== Data ==
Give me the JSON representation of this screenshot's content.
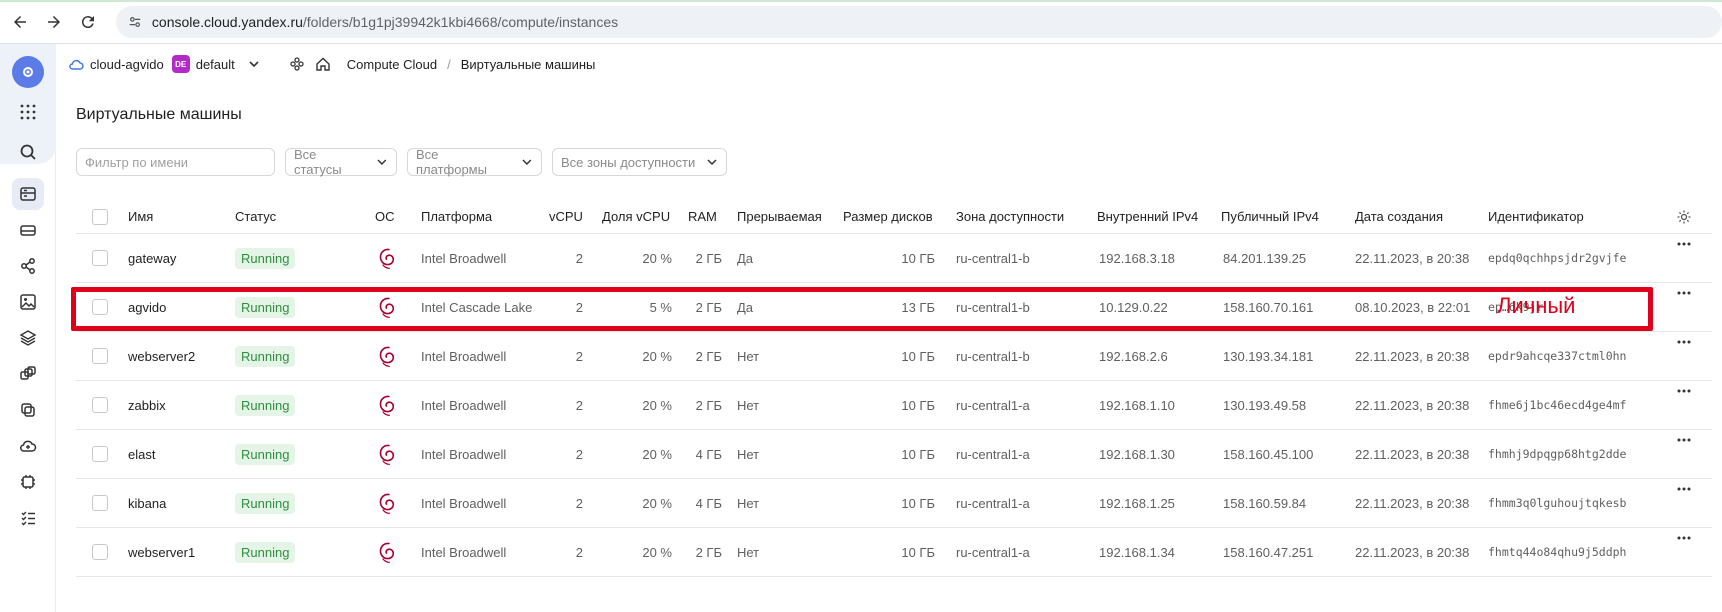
{
  "browser": {
    "url_host": "console.cloud.yandex.ru",
    "url_path": "/folders/b1g1pj39942k1kbi4668/compute/instances"
  },
  "header": {
    "cloud_name": "cloud-agvido",
    "folder_badge": "DE",
    "folder_name": "default",
    "breadcrumbs": [
      "Compute Cloud",
      "Виртуальные машины"
    ],
    "breadcrumb_separator": "/"
  },
  "page": {
    "title": "Виртуальные машины"
  },
  "filters": {
    "name_placeholder": "Фильтр по имени",
    "status": "Все статусы",
    "platform": "Все платформы",
    "zone": "Все зоны доступности"
  },
  "table": {
    "columns": [
      "Имя",
      "Статус",
      "ОС",
      "Платформа",
      "vCPU",
      "Доля vCPU",
      "RAM",
      "Прерываемая",
      "Размер дисков",
      "Зона доступности",
      "Внутренний IPv4",
      "Публичный IPv4",
      "Дата создания",
      "Идентификатор"
    ],
    "rows": [
      {
        "name": "gateway",
        "status": "Running",
        "platform": "Intel Broadwell",
        "vcpu": "2",
        "share": "20 %",
        "ram": "2 ГБ",
        "preemptible": "Да",
        "disk": "10 ГБ",
        "zone": "ru-central1-b",
        "ip_int": "192.168.3.18",
        "ip_pub": "84.201.139.25",
        "created": "22.11.2023, в 20:38",
        "id": "epdq0qchhpsjdr2gvjfe"
      },
      {
        "name": "agvido",
        "status": "Running",
        "platform": "Intel Cascade Lake",
        "vcpu": "2",
        "share": "5 %",
        "ram": "2 ГБ",
        "preemptible": "Да",
        "disk": "13 ГБ",
        "zone": "ru-central1-b",
        "ip_int": "10.129.0.22",
        "ip_pub": "158.160.70.161",
        "created": "08.10.2023, в 22:01",
        "id": "ep…6k9jr"
      },
      {
        "name": "webserver2",
        "status": "Running",
        "platform": "Intel Broadwell",
        "vcpu": "2",
        "share": "20 %",
        "ram": "2 ГБ",
        "preemptible": "Нет",
        "disk": "10 ГБ",
        "zone": "ru-central1-b",
        "ip_int": "192.168.2.6",
        "ip_pub": "130.193.34.181",
        "created": "22.11.2023, в 20:38",
        "id": "epdr9ahcqe337ctml0hn"
      },
      {
        "name": "zabbix",
        "status": "Running",
        "platform": "Intel Broadwell",
        "vcpu": "2",
        "share": "20 %",
        "ram": "2 ГБ",
        "preemptible": "Нет",
        "disk": "10 ГБ",
        "zone": "ru-central1-a",
        "ip_int": "192.168.1.10",
        "ip_pub": "130.193.49.58",
        "created": "22.11.2023, в 20:38",
        "id": "fhme6j1bc46ecd4ge4mf"
      },
      {
        "name": "elast",
        "status": "Running",
        "platform": "Intel Broadwell",
        "vcpu": "2",
        "share": "20 %",
        "ram": "4 ГБ",
        "preemptible": "Нет",
        "disk": "10 ГБ",
        "zone": "ru-central1-a",
        "ip_int": "192.168.1.30",
        "ip_pub": "158.160.45.100",
        "created": "22.11.2023, в 20:38",
        "id": "fhmhj9dpqgp68htg2dde"
      },
      {
        "name": "kibana",
        "status": "Running",
        "platform": "Intel Broadwell",
        "vcpu": "2",
        "share": "20 %",
        "ram": "4 ГБ",
        "preemptible": "Нет",
        "disk": "10 ГБ",
        "zone": "ru-central1-a",
        "ip_int": "192.168.1.25",
        "ip_pub": "158.160.59.84",
        "created": "22.11.2023, в 20:38",
        "id": "fhmm3q0lguhoujtqkesb"
      },
      {
        "name": "webserver1",
        "status": "Running",
        "platform": "Intel Broadwell",
        "vcpu": "2",
        "share": "20 %",
        "ram": "2 ГБ",
        "preemptible": "Нет",
        "disk": "10 ГБ",
        "zone": "ru-central1-a",
        "ip_int": "192.168.1.34",
        "ip_pub": "158.160.47.251",
        "created": "22.11.2023, в 20:38",
        "id": "fhmtq44o84qhu9j5ddph"
      }
    ]
  },
  "annotation": {
    "label": "Личный",
    "color": "#e0001a"
  },
  "colors": {
    "status_running_bg": "#e4f4e6",
    "status_running_text": "#2f8f3e",
    "debian_red": "#a80030",
    "folder_badge": "#b22ac7"
  }
}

== The task ==
Give the data above again in full and unchanged, skipping the pictures.

== Output for this task ==
Give me the JSON representation of this screenshot's content.
{
  "browser": {
    "url_host": "console.cloud.yandex.ru",
    "url_path": "/folders/b1g1pj39942k1kbi4668/compute/instances"
  },
  "header": {
    "cloud_name": "cloud-agvido",
    "folder_badge": "DE",
    "folder_name": "default",
    "breadcrumbs": [
      "Compute Cloud",
      "Виртуальные машины"
    ],
    "breadcrumb_separator": "/"
  },
  "page": {
    "title": "Виртуальные машины"
  },
  "filters": {
    "name_placeholder": "Фильтр по имени",
    "status": "Все статусы",
    "platform": "Все платформы",
    "zone": "Все зоны доступности"
  },
  "table": {
    "columns": [
      "Имя",
      "Статус",
      "ОС",
      "Платформа",
      "vCPU",
      "Доля vCPU",
      "RAM",
      "Прерываемая",
      "Размер дисков",
      "Зона доступности",
      "Внутренний IPv4",
      "Публичный IPv4",
      "Дата создания",
      "Идентификатор"
    ],
    "rows": [
      {
        "name": "gateway",
        "status": "Running",
        "platform": "Intel Broadwell",
        "vcpu": "2",
        "share": "20 %",
        "ram": "2 ГБ",
        "preemptible": "Да",
        "disk": "10 ГБ",
        "zone": "ru-central1-b",
        "ip_int": "192.168.3.18",
        "ip_pub": "84.201.139.25",
        "created": "22.11.2023, в 20:38",
        "id": "epdq0qchhpsjdr2gvjfe"
      },
      {
        "name": "agvido",
        "status": "Running",
        "platform": "Intel Cascade Lake",
        "vcpu": "2",
        "share": "5 %",
        "ram": "2 ГБ",
        "preemptible": "Да",
        "disk": "13 ГБ",
        "zone": "ru-central1-b",
        "ip_int": "10.129.0.22",
        "ip_pub": "158.160.70.161",
        "created": "08.10.2023, в 22:01",
        "id": "ep…6k9jr"
      },
      {
        "name": "webserver2",
        "status": "Running",
        "platform": "Intel Broadwell",
        "vcpu": "2",
        "share": "20 %",
        "ram": "2 ГБ",
        "preemptible": "Нет",
        "disk": "10 ГБ",
        "zone": "ru-central1-b",
        "ip_int": "192.168.2.6",
        "ip_pub": "130.193.34.181",
        "created": "22.11.2023, в 20:38",
        "id": "epdr9ahcqe337ctml0hn"
      },
      {
        "name": "zabbix",
        "status": "Running",
        "platform": "Intel Broadwell",
        "vcpu": "2",
        "share": "20 %",
        "ram": "2 ГБ",
        "preemptible": "Нет",
        "disk": "10 ГБ",
        "zone": "ru-central1-a",
        "ip_int": "192.168.1.10",
        "ip_pub": "130.193.49.58",
        "created": "22.11.2023, в 20:38",
        "id": "fhme6j1bc46ecd4ge4mf"
      },
      {
        "name": "elast",
        "status": "Running",
        "platform": "Intel Broadwell",
        "vcpu": "2",
        "share": "20 %",
        "ram": "4 ГБ",
        "preemptible": "Нет",
        "disk": "10 ГБ",
        "zone": "ru-central1-a",
        "ip_int": "192.168.1.30",
        "ip_pub": "158.160.45.100",
        "created": "22.11.2023, в 20:38",
        "id": "fhmhj9dpqgp68htg2dde"
      },
      {
        "name": "kibana",
        "status": "Running",
        "platform": "Intel Broadwell",
        "vcpu": "2",
        "share": "20 %",
        "ram": "4 ГБ",
        "preemptible": "Нет",
        "disk": "10 ГБ",
        "zone": "ru-central1-a",
        "ip_int": "192.168.1.25",
        "ip_pub": "158.160.59.84",
        "created": "22.11.2023, в 20:38",
        "id": "fhmm3q0lguhoujtqkesb"
      },
      {
        "name": "webserver1",
        "status": "Running",
        "platform": "Intel Broadwell",
        "vcpu": "2",
        "share": "20 %",
        "ram": "2 ГБ",
        "preemptible": "Нет",
        "disk": "10 ГБ",
        "zone": "ru-central1-a",
        "ip_int": "192.168.1.34",
        "ip_pub": "158.160.47.251",
        "created": "22.11.2023, в 20:38",
        "id": "fhmtq44o84qhu9j5ddph"
      }
    ]
  },
  "annotation": {
    "label": "Личный",
    "color": "#e0001a"
  },
  "colors": {
    "status_running_bg": "#e4f4e6",
    "status_running_text": "#2f8f3e",
    "debian_red": "#a80030",
    "folder_badge": "#b22ac7"
  }
}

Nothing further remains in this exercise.